### Job
Reproduce verbatim the portion of the pipelined bus discussion starting with "Davy a écrit" and going on through "will be increase.".

### Passage
Davy a écrit :
Hi, rickman,
Thanks!
Can you tell me what's Nonpipelined bus mean?
Best regards,
Davy
A pipelined bus is a bus that join two point A and B but you add a
register (or more) on the way so it will take some clock cycle to
arrive(as much as register you add) So a nonpipelined is one without any
register
Pipelining a bus permit to break the critical path of the bus but it
adds latency. The delay will still be the same but the max frequency
will be increase.
ex :
port(
din : in std_logic(15 downto 0);
dout : out std_logic(15 downto 0)
);
....
signal bus : std_logic_vector(15 downto 0);
signal bus_reg : std_logic_vector(15 downto 0);
------------------------------------------------------------------------
--Nonpipelined bus
-- critical path= 12ns
-- latency =0 clock cycle
bus <= din;
dout <= bus;
------------------------------------------------------------------------
--Pipelined bus (1 register)
-- critical path = 6ns
-- latency =1 clock cycle
process(clk)

### Material provided
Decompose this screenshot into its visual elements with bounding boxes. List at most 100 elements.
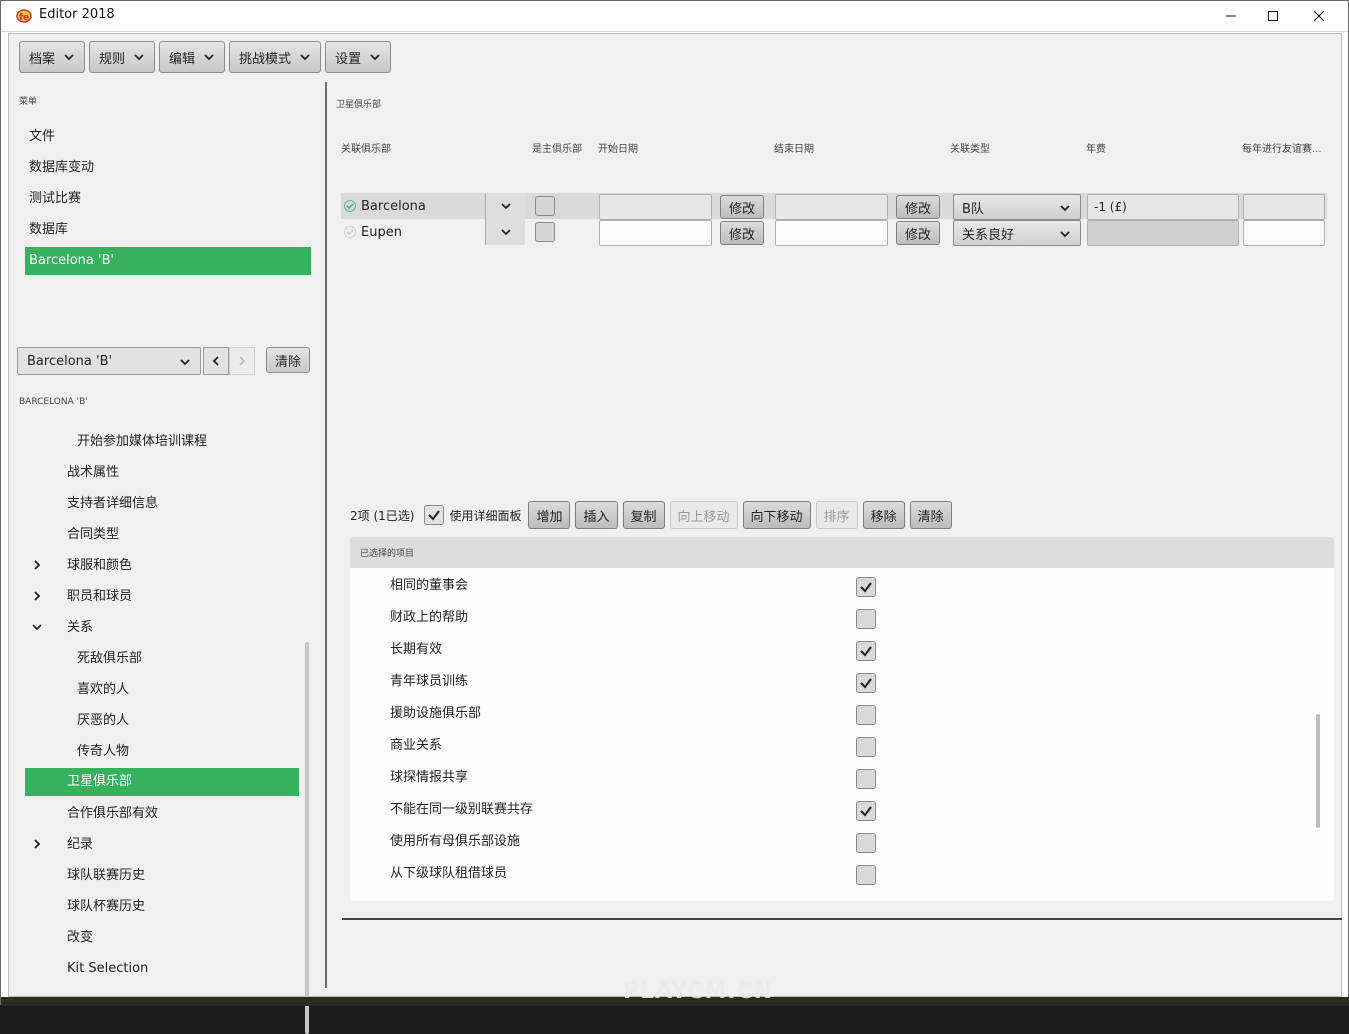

### Complete output
Davy a écrit :
Hi, rickman,
Thanks!
Can you tell me what's Nonpipelined bus mean?
Best regards,
Davy
A pipelined bus is a bus that join two point A and B but you add a
register (or more) on the way so it will take some clock cycle to
arrive(as much as register you add) So a nonpipelined is one without any
register
Pipelining a bus permit to break the critical path of the bus but it
adds latency. The delay will still be the same but the max frequency
will be increase.